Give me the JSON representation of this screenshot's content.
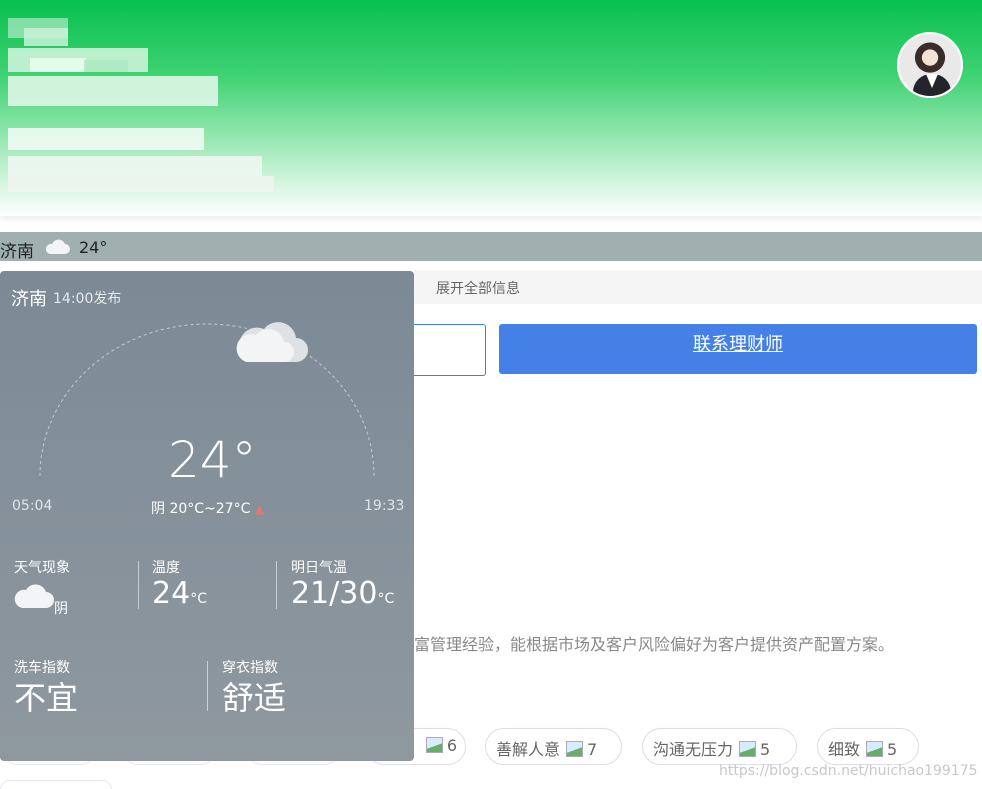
{
  "weather_bar": {
    "city": "济南",
    "temp": "24°"
  },
  "expand": {
    "label": "展开全部信息"
  },
  "contact_button": {
    "label": "联系理财师"
  },
  "description": "财富管理经验，能根据市场及客户风险偏好为客户提供资产配置方案。",
  "tags": [
    {
      "label": "",
      "count": "6"
    },
    {
      "label": "善解人意",
      "count": "7"
    },
    {
      "label": "沟通无压力",
      "count": "5"
    },
    {
      "label": "细致",
      "count": "5"
    }
  ],
  "popup": {
    "city": "济南",
    "publish_time": "14:00发布",
    "current_temp": "24°",
    "sunrise": "05:04",
    "sunset": "19:33",
    "range": "阴 20°C~27°C",
    "phenomenon_label": "天气现象",
    "phenomenon_value": "阴",
    "temp_label": "温度",
    "temp_value": "24",
    "temp_unit": "°C",
    "tomorrow_label": "明日气温",
    "tomorrow_value": "21/30",
    "tomorrow_unit": "°C",
    "carwash_label": "洗车指数",
    "carwash_value": "不宜",
    "dress_label": "穿衣指数",
    "dress_value": "舒适"
  },
  "watermark": "https://blog.csdn.net/huichao199175",
  "colors": {
    "brand_green": "#08c050",
    "button_blue": "#4580e6",
    "popup_bg": "#7c8a96"
  }
}
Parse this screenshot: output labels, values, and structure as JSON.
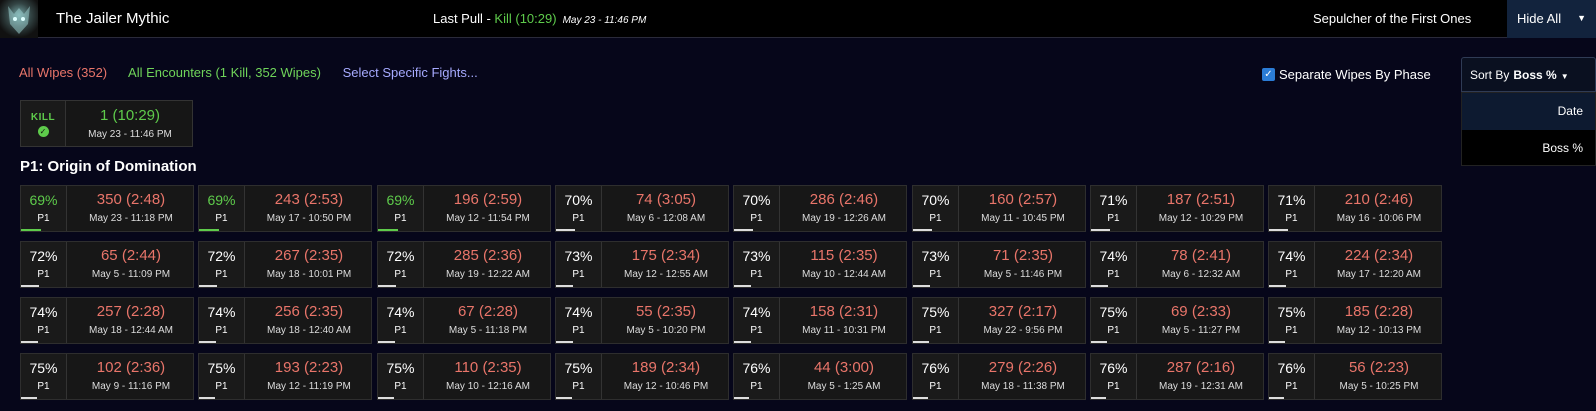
{
  "header": {
    "boss_name": "The Jailer Mythic",
    "last_pull_label": "Last Pull - ",
    "last_pull_kill": "Kill (10:29)",
    "last_pull_date": "May 23 - 11:46 PM",
    "zone": "Sepulcher of the First Ones",
    "hide_all": "Hide All"
  },
  "filters": {
    "all_wipes": "All Wipes (352)",
    "all_encounters": "All Encounters (1 Kill, 352 Wipes)",
    "select_fights": "Select Specific Fights..."
  },
  "options": {
    "separate_wipes": "Separate Wipes By Phase",
    "sort_by_label": "Sort By",
    "sort_by_value": "Boss %",
    "sort_options": [
      "Date",
      "Boss %"
    ]
  },
  "kill": {
    "label": "KILL",
    "title": "1 (10:29)",
    "date": "May 23 - 11:46 PM"
  },
  "phase_title": "P1: Origin of Domination",
  "colors": {
    "kill_green": "#5ecb4b",
    "wipe_red": "#e9756a",
    "accent_blue": "#2b7cd6"
  },
  "wipes": [
    {
      "pct": "69%",
      "phase": "P1",
      "title": "350 (2:48)",
      "date": "May 23 - 11:18 PM",
      "best": true
    },
    {
      "pct": "69%",
      "phase": "P1",
      "title": "243 (2:53)",
      "date": "May 17 - 10:50 PM",
      "best": true
    },
    {
      "pct": "69%",
      "phase": "P1",
      "title": "196 (2:59)",
      "date": "May 12 - 11:54 PM",
      "best": true
    },
    {
      "pct": "70%",
      "phase": "P1",
      "title": "74 (3:05)",
      "date": "May 6 - 12:08 AM"
    },
    {
      "pct": "70%",
      "phase": "P1",
      "title": "286 (2:46)",
      "date": "May 19 - 12:26 AM"
    },
    {
      "pct": "70%",
      "phase": "P1",
      "title": "160 (2:57)",
      "date": "May 11 - 10:45 PM"
    },
    {
      "pct": "71%",
      "phase": "P1",
      "title": "187 (2:51)",
      "date": "May 12 - 10:29 PM"
    },
    {
      "pct": "71%",
      "phase": "P1",
      "title": "210 (2:46)",
      "date": "May 16 - 10:06 PM"
    },
    {
      "pct": "72%",
      "phase": "P1",
      "title": "65 (2:44)",
      "date": "May 5 - 11:09 PM"
    },
    {
      "pct": "72%",
      "phase": "P1",
      "title": "267 (2:35)",
      "date": "May 18 - 10:01 PM"
    },
    {
      "pct": "72%",
      "phase": "P1",
      "title": "285 (2:36)",
      "date": "May 19 - 12:22 AM"
    },
    {
      "pct": "73%",
      "phase": "P1",
      "title": "175 (2:34)",
      "date": "May 12 - 12:55 AM"
    },
    {
      "pct": "73%",
      "phase": "P1",
      "title": "115 (2:35)",
      "date": "May 10 - 12:44 AM"
    },
    {
      "pct": "73%",
      "phase": "P1",
      "title": "71 (2:35)",
      "date": "May 5 - 11:46 PM"
    },
    {
      "pct": "74%",
      "phase": "P1",
      "title": "78 (2:41)",
      "date": "May 6 - 12:32 AM"
    },
    {
      "pct": "74%",
      "phase": "P1",
      "title": "224 (2:34)",
      "date": "May 17 - 12:20 AM"
    },
    {
      "pct": "74%",
      "phase": "P1",
      "title": "257 (2:28)",
      "date": "May 18 - 12:44 AM"
    },
    {
      "pct": "74%",
      "phase": "P1",
      "title": "256 (2:35)",
      "date": "May 18 - 12:40 AM"
    },
    {
      "pct": "74%",
      "phase": "P1",
      "title": "67 (2:28)",
      "date": "May 5 - 11:18 PM"
    },
    {
      "pct": "74%",
      "phase": "P1",
      "title": "55 (2:35)",
      "date": "May 5 - 10:20 PM"
    },
    {
      "pct": "74%",
      "phase": "P1",
      "title": "158 (2:31)",
      "date": "May 11 - 10:31 PM"
    },
    {
      "pct": "75%",
      "phase": "P1",
      "title": "327 (2:17)",
      "date": "May 22 - 9:56 PM"
    },
    {
      "pct": "75%",
      "phase": "P1",
      "title": "69 (2:33)",
      "date": "May 5 - 11:27 PM"
    },
    {
      "pct": "75%",
      "phase": "P1",
      "title": "185 (2:28)",
      "date": "May 12 - 10:13 PM"
    },
    {
      "pct": "75%",
      "phase": "P1",
      "title": "102 (2:36)",
      "date": "May 9 - 11:16 PM"
    },
    {
      "pct": "75%",
      "phase": "P1",
      "title": "193 (2:23)",
      "date": "May 12 - 11:19 PM"
    },
    {
      "pct": "75%",
      "phase": "P1",
      "title": "110 (2:35)",
      "date": "May 10 - 12:16 AM"
    },
    {
      "pct": "75%",
      "phase": "P1",
      "title": "189 (2:34)",
      "date": "May 12 - 10:46 PM"
    },
    {
      "pct": "76%",
      "phase": "P1",
      "title": "44 (3:00)",
      "date": "May 5 - 1:25 AM"
    },
    {
      "pct": "76%",
      "phase": "P1",
      "title": "279 (2:26)",
      "date": "May 18 - 11:38 PM"
    },
    {
      "pct": "76%",
      "phase": "P1",
      "title": "287 (2:16)",
      "date": "May 19 - 12:31 AM"
    },
    {
      "pct": "76%",
      "phase": "P1",
      "title": "56 (2:23)",
      "date": "May 5 - 10:25 PM"
    }
  ]
}
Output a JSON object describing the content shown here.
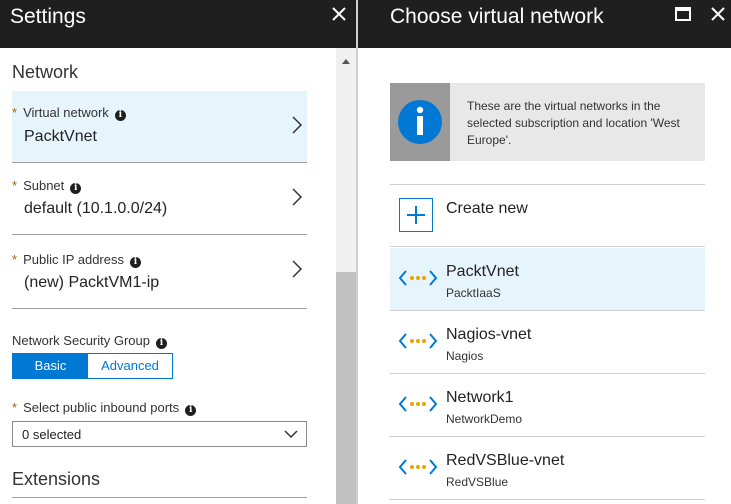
{
  "settings_blade": {
    "title": "Settings",
    "network_section_title": "Network",
    "fields": [
      {
        "label": "Virtual network",
        "required_marker": "*",
        "value": "PacktVnet"
      },
      {
        "label": "Subnet",
        "required_marker": "*",
        "value": "default (10.1.0.0/24)"
      },
      {
        "label": "Public IP address",
        "required_marker": "*",
        "value": "(new) PacktVM1-ip"
      }
    ],
    "nsg": {
      "label": "Network Security Group",
      "options": [
        "Basic",
        "Advanced"
      ],
      "selected": "Basic"
    },
    "inbound_ports": {
      "label": "Select public inbound ports",
      "required_marker": "*",
      "value": "0 selected"
    },
    "extensions_section_title": "Extensions",
    "icons": {
      "info": "info-icon",
      "close": "close-icon",
      "chevron": "chevron-right-icon",
      "dropdown": "chevron-down-icon"
    }
  },
  "vnet_blade": {
    "title": "Choose virtual network",
    "info_message": "These are the virtual networks in the selected subscription and location 'West Europe'.",
    "create_new_label": "Create new",
    "networks": [
      {
        "name": "PacktVnet",
        "resource_group": "PacktIaaS",
        "selected": true
      },
      {
        "name": "Nagios-vnet",
        "resource_group": "Nagios",
        "selected": false
      },
      {
        "name": "Network1",
        "resource_group": "NetworkDemo",
        "selected": false
      },
      {
        "name": "RedVSBlue-vnet",
        "resource_group": "RedVSBlue",
        "selected": false
      }
    ]
  },
  "colors": {
    "header_bg": "#1f1f1f",
    "accent_blue": "#0078d4",
    "selected_bg": "#e6f4fb",
    "required_star": "#a66100",
    "vnet_icon_brackets": "#0078d4",
    "vnet_icon_dots": "#e8a400"
  }
}
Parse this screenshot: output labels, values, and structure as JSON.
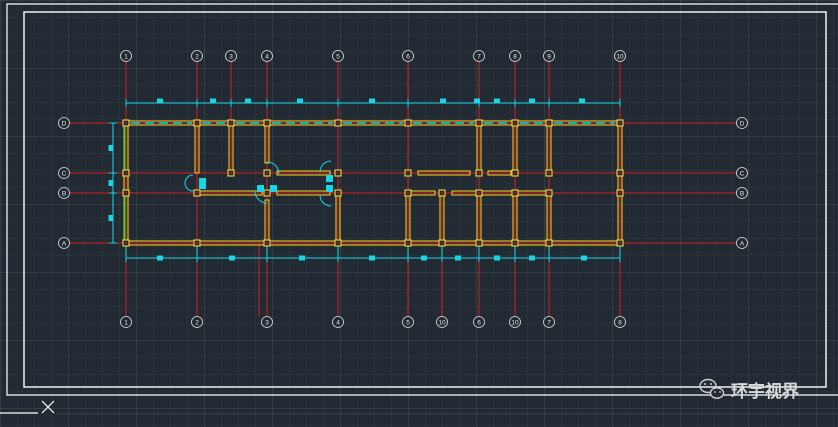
{
  "axes": {
    "top": [
      "1",
      "2",
      "3",
      "4",
      "5",
      "6",
      "7",
      "8",
      "9",
      "10"
    ],
    "bottom": [
      "1",
      "2",
      "3",
      "4",
      "5",
      "10",
      "6",
      "10",
      "7",
      "8"
    ],
    "left": [
      "D",
      "C",
      "B",
      "A"
    ],
    "right": [
      "D",
      "C",
      "B",
      "A"
    ]
  },
  "watermark": {
    "icon": "wechat-icon",
    "text": "环宇视界"
  },
  "ucs_icon": "ucs-icon",
  "colors": {
    "background": "#222a33",
    "axis": "#d42020",
    "wall": "#f2c81e",
    "column": "#ffd23a",
    "dimension": "#19d6e6",
    "window_green": "#2fe03a",
    "frame": "#ffffff",
    "watermark": "#d9d9d9"
  }
}
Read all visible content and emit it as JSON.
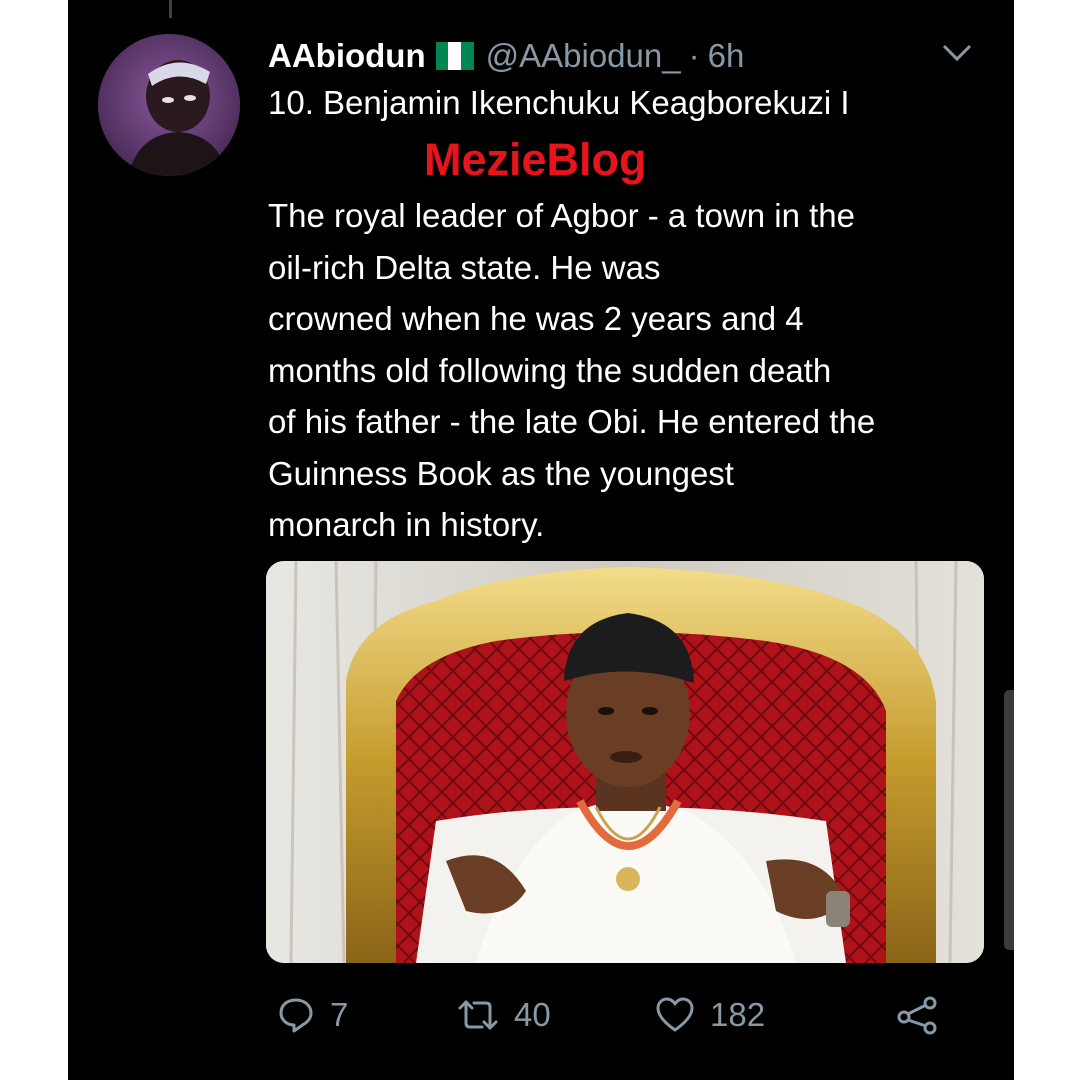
{
  "tweet": {
    "display_name": "AAbiodun",
    "handle": "@AAbiodun_",
    "separator": "·",
    "time": "6h",
    "title": "10. Benjamin Ikenchuku Keagborekuzi I",
    "watermark": "MezieBlog",
    "body": "The royal leader of Agbor - a town in the\noil-rich Delta state. He was\ncrowned when he was 2 years and 4\nmonths old following the sudden death\nof his father - the late Obi. He entered the\nGuinness Book as the youngest\nmonarch in history."
  },
  "actions": {
    "replies": "7",
    "retweets": "40",
    "likes": "182"
  },
  "icons": {
    "flag": "nigeria-flag-icon",
    "caret": "chevron-down-icon",
    "reply": "reply-icon",
    "retweet": "retweet-icon",
    "like": "heart-icon",
    "share": "share-icon"
  },
  "colors": {
    "background": "#000000",
    "text": "#ffffff",
    "secondary_text": "#8899a6",
    "watermark": "#e8131b",
    "flag_green": "#008751",
    "flag_white": "#ffffff"
  }
}
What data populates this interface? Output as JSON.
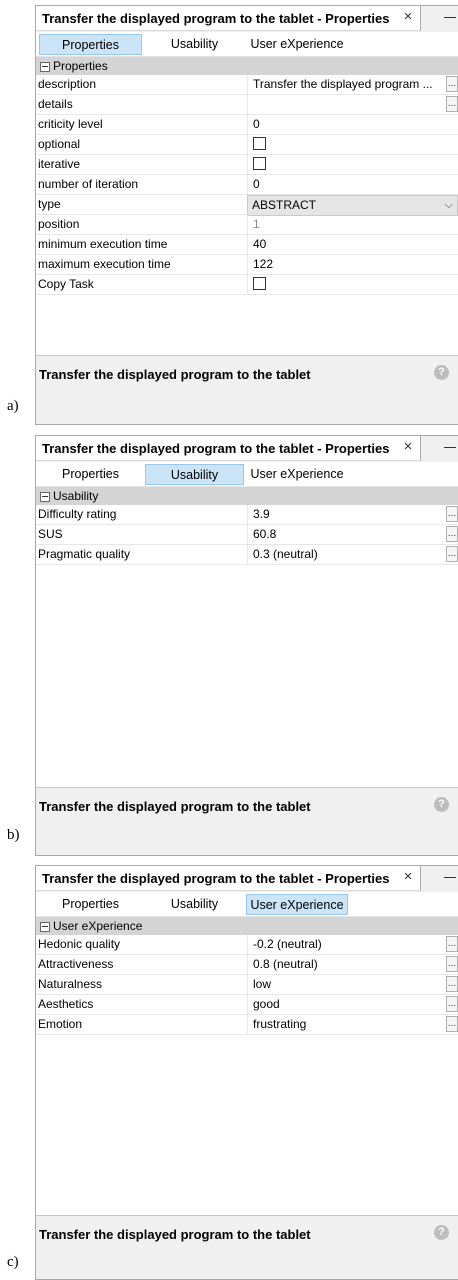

WORK TO DO:
Find how many lines in the records contain the string "RedVSBlue", then give the number alone.

WRITTEN ANSWER:
2